*WHAT TO PRODUCE*
Will you output the entries below exactly, skipping every image they contain?
____
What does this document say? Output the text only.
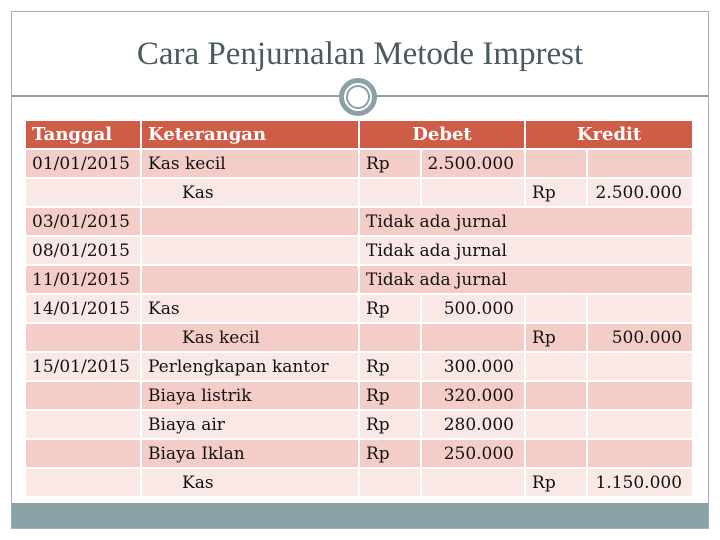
Cara Penjurnalan Metode Imprest
Tanggal	Keterangan	Debet		Kredit	
01/01/2015	Kas kecil	Rp	2.500.000		
	Kas			Rp	2.500.000
03/01/2015		Tidak ada jurnal			
08/01/2015		Tidak ada jurnal			
11/01/2015		Tidak ada jurnal			
14/01/2015	Kas	Rp	500.000		
	Kas kecil			Rp	500.000
15/01/2015	Perlengkapan kantor	Rp	300.000		
	Biaya listrik	Rp	320.000		
	Biaya air	Rp	280.000		
	Biaya Iklan	Rp	250.000		
	Kas			Rp	1.150.000
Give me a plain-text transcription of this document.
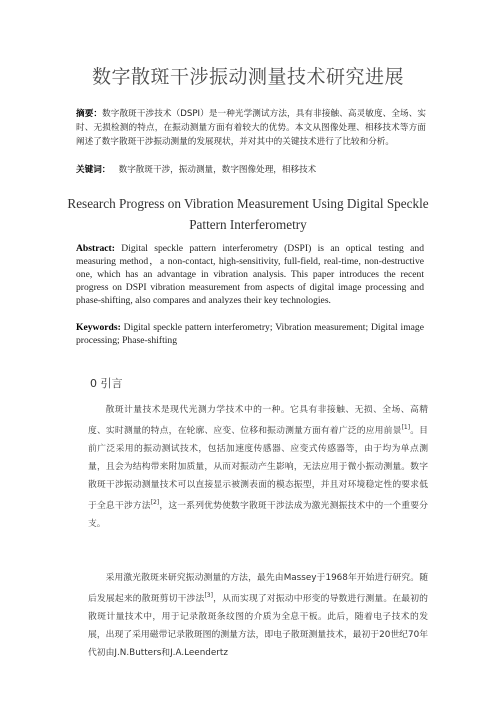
数字散斑干涉振动测量技术研究进展
摘要：数字散斑干涉技术（DSPI）是一种光学测试方法，具有非接触、高灵敏度、全场、实时、无损检测的特点，在振动测量方面有着较大的优势。本文从图像处理、相移技术等方面阐述了数字散斑干涉振动测量的发展现状，并对其中的关键技术进行了比较和分析。
关键词： 数字散斑干涉，振动测量，数字图像处理，相移技术
Research Progress on Vibration Measurement Using Digital Speckle Pattern Interferometry
Abstract: Digital speckle pattern interferometry (DSPI) is an optical testing and measuring method，a non-contact, high-sensitivity, full-field, real-time, non-destructive one, which has an advantage in vibration analysis. This paper introduces the recent progress on DSPI vibration measurement from aspects of digital image processing and phase-shifting, also compares and analyzes their key technologies.
Keywords: Digital speckle pattern interferometry; Vibration measurement; Digital image processing; Phase-shifting
0 引言
散斑计量技术是现代光测力学技术中的一种。它具有非接触、无损、全场、高精度、实时测量的特点，在轮廓、应变、位移和振动测量方面有着广泛的应用前景[1]。目前广泛采用的振动测试技术，包括加速度传感器、应变式传感器等，由于均为单点测量，且会为结构带来附加质量，从而对振动产生影响，无法应用于微小振动测量。数字散斑干涉振动测量技术可以直接显示被测表面的模态振型，并且对环境稳定性的要求低于全息干涉方法[2]，这一系列优势使数字散斑干涉法成为激光测振技术中的一个重要分支。
采用激光散斑来研究振动测量的方法，最先由Massey于1968年开始进行研究。随后发展起来的散斑剪切干涉法[3]，从而实现了对振动中形变的导数进行测量。在最初的散斑计量技术中，用于记录散斑条纹图的介质为全息干板。此后，随着电子技术的发展，出现了采用磁带记录散斑图的测量方法，即电子散斑测量技术，最初于20世纪70年代初由J.N.Butters和J.A.Leendertz
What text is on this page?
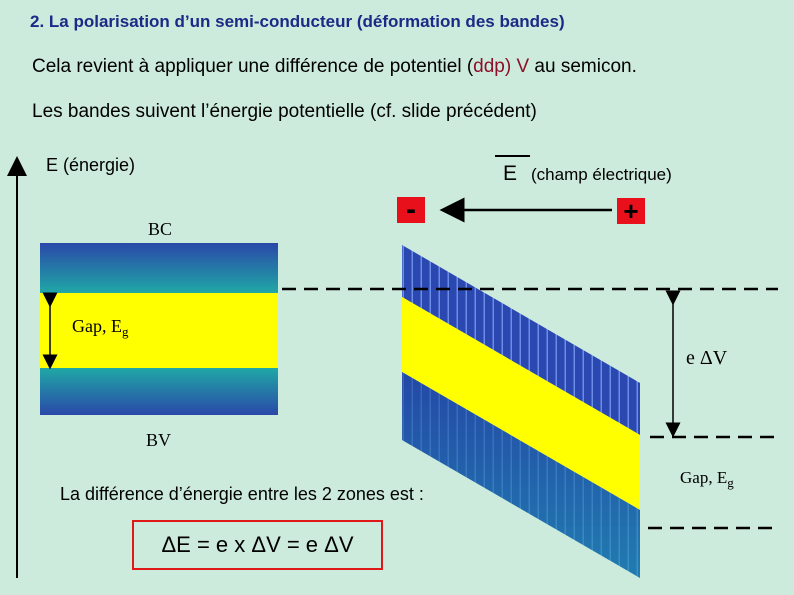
2. La polarisation d’un semi-conducteur (déformation des bandes)
Cela revient à appliquer une différence de potentiel (ddp) V au semicon.
Les bandes suivent l’énergie potentielle (cf. slide précédent)
E (énergie)	E (champ électrique)
-	+
BC
Gap, $E_g$
e ΔV
BV
Gap, $E_g$
La différence d’énergie entre les 2 zones est :
ΔE = e x ΔV = e ΔV
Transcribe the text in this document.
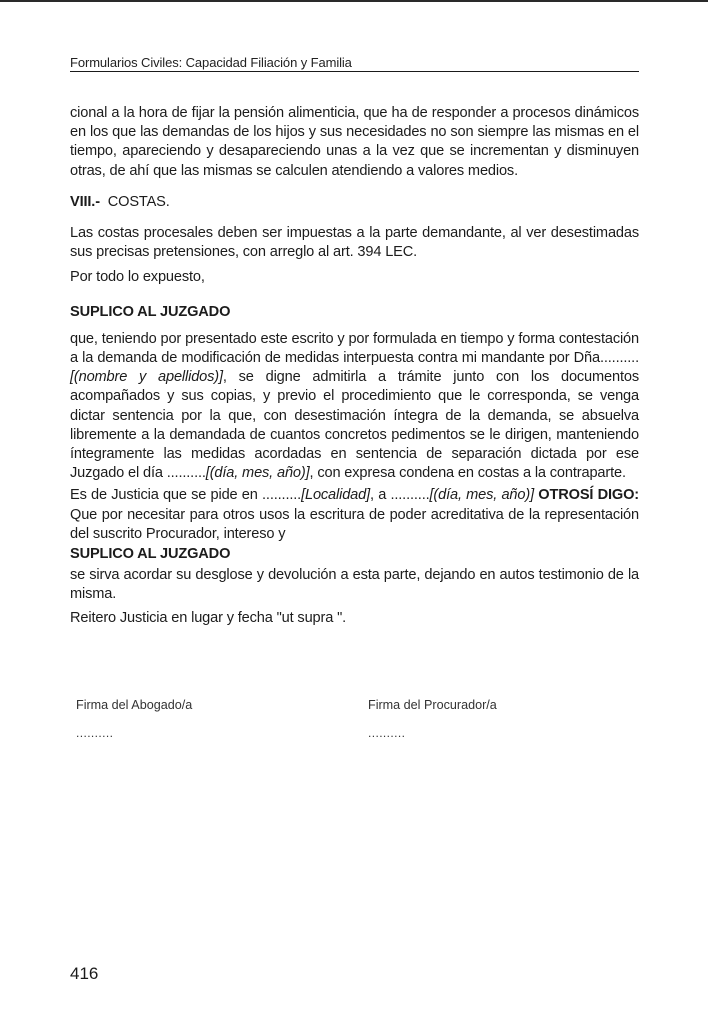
Formularios Civiles: Capacidad Filiación y Familia

cional a la hora de fijar la pensión alimenticia, que ha de responder a procesos dinámicos en los que las demandas de los hijos y sus necesidades no son siempre las mismas en el tiempo, apareciendo y desapareciendo unas a la vez que se incrementan y disminuyen otras, de ahí que las mismas se calculen atendiendo a valores medios.

VIII.- COSTAS.

Las costas procesales deben ser impuestas a la parte demandante, al ver desestimadas sus precisas pretensiones, con arreglo al art. 394 LEC.

Por todo lo expuesto,

SUPLICO AL JUZGADO

que, teniendo por presentado este escrito y por formulada en tiempo y forma contestación a la demanda de modificación de medidas interpuesta contra mi mandante por Dña..........[(nombre y apellidos)], se digne admitirla a trámite junto con los documentos acompañados y sus copias, y previo el procedimiento que le corresponda, se venga dictar sentencia por la que, con desestimación íntegra de la demanda, se absuelva libremente a la demandada de cuantos concretos pedimentos se le dirigen, manteniendo íntegramente las medidas acordadas en sentencia de separación dictada por ese Juzgado el día ..........[(día, mes, año)], con expresa condena en costas a la contraparte.

Es de Justicia que se pide en ..........[Localidad], a ..........[(día, mes, año)] OTROSÍ DIGO: Que por necesitar para otros usos la escritura de poder acreditativa de la representación del suscrito Procurador, intereso y

SUPLICO AL JUZGADO

se sirva acordar su desglose y devolución a esta parte, dejando en autos testimonio de la misma.

Reitero Justicia en lugar y fecha "ut supra ".

Firma del Abogado/a
..........
Firma del Procurador/a
..........
416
____
*CORRECT OUTPUT*
What does this document say? Output the text only.
Cara Penjurnalan Metode Imprest
Tanggal	Keterangan	Debet		Kredit	
01/01/2015	Kas kecil	Rp	2.500.000		
	Kas			Rp	2.500.000
03/01/2015		Tidak ada jurnal			
08/01/2015		Tidak ada jurnal			
11/01/2015		Tidak ada jurnal			
14/01/2015	Kas	Rp	500.000		
	Kas kecil			Rp	500.000
15/01/2015	Perlengkapan kantor	Rp	300.000		
	Biaya listrik	Rp	320.000		
	Biaya air	Rp	280.000		
	Biaya Iklan	Rp	250.000		
	Kas			Rp	1.150.000
Give me a plain-text transcription of this document.
数字散斑干涉振动测量技术研究进展
摘要：数字散斑干涉技术（DSPI）是一种光学测试方法，具有非接触、高灵敏度、全场、实时、无损检测的特点，在振动测量方面有着较大的优势。本文从图像处理、相移技术等方面阐述了数字散斑干涉振动测量的发展现状，并对其中的关键技术进行了比较和分析。
关键词： 数字散斑干涉，振动测量，数字图像处理，相移技术
Research Progress on Vibration Measurement Using Digital Speckle Pattern Interferometry
Abstract: Digital speckle pattern interferometry (DSPI) is an optical testing and measuring method，a non-contact, high-sensitivity, full-field, real-time, non-destructive one, which has an advantage in vibration analysis. This paper introduces the recent progress on DSPI vibration measurement from aspects of digital image processing and phase-shifting, also compares and analyzes their key technologies.
Keywords: Digital speckle pattern interferometry; Vibration measurement; Digital image processing; Phase-shifting
0 引言
散斑计量技术是现代光测力学技术中的一种。它具有非接触、无损、全场、高精度、实时测量的特点，在轮廓、应变、位移和振动测量方面有着广泛的应用前景[1]。目前广泛采用的振动测试技术，包括加速度传感器、应变式传感器等，由于均为单点测量，且会为结构带来附加质量，从而对振动产生影响，无法应用于微小振动测量。数字散斑干涉振动测量技术可以直接显示被测表面的模态振型，并且对环境稳定性的要求低于全息干涉方法[2]，这一系列优势使数字散斑干涉法成为激光测振技术中的一个重要分支。
采用激光散斑来研究振动测量的方法，最先由Massey于1968年开始进行研究。随后发展起来的散斑剪切干涉法[3]，从而实现了对振动中形变的导数进行测量。在最初的散斑计量技术中，用于记录散斑条纹图的介质为全息干板。此后，随着电子技术的发展，出现了采用磁带记录散斑图的测量方法，即电子散斑测量技术，最初于20世纪70年代初由J.N.Butters和J.A.Leendertz
What text is on this page?
2. La polarisation d’un semi-conducteur (déformation des bandes)
Cela revient à appliquer une différence de potentiel (ddp) V au semicon.
Les bandes suivent l’énergie potentielle (cf. slide précédent)
E (énergie)	E (champ électrique)
-	+
BC
Gap, $E_g$
e ΔV
BV
Gap, $E_g$
La différence d’énergie entre les 2 zones est :
ΔE = e x ΔV = e ΔV
Transcribe the text in this document.
Formularios Civiles: Capacidad Filiación y Familia

cional a la hora de fijar la pensión alimenticia, que ha de responder a procesos dinámicos en los que las demandas de los hijos y sus necesidades no son siempre las mismas en el tiempo, apareciendo y desapareciendo unas a la vez que se incrementan y disminuyen otras, de ahí que las mismas se calculen atendiendo a valores medios.

VIII.- COSTAS.

Las costas procesales deben ser impuestas a la parte demandante, al ver desestimadas sus precisas pretensiones, con arreglo al art. 394 LEC.

Por todo lo expuesto,

SUPLICO AL JUZGADO

que, teniendo por presentado este escrito y por formulada en tiempo y forma contestación a la demanda de modificación de medidas interpuesta contra mi mandante por Dña..........[(nombre y apellidos)], se digne admitirla a trámite junto con los documentos acompañados y sus copias, y previo el procedimiento que le corresponda, se venga dictar sentencia por la que, con desestimación íntegra de la demanda, se absuelva libremente a la demandada de cuantos concretos pedimentos se le dirigen, manteniendo íntegramente las medidas acordadas en sentencia de separación dictada por ese Juzgado el día ..........[(día, mes, año)], con expresa condena en costas a la contraparte.

Es de Justicia que se pide en ..........[Localidad], a ..........[(día, mes, año)] OTROSÍ DIGO: Que por necesitar para otros usos la escritura de poder acreditativa de la representación del suscrito Procurador, intereso y

SUPLICO AL JUZGADO

se sirva acordar su desglose y devolución a esta parte, dejando en autos testimonio de la misma.

Reitero Justicia en lugar y fecha "ut supra ".

Firma del Abogado/a
..........
Firma del Procurador/a
..........
416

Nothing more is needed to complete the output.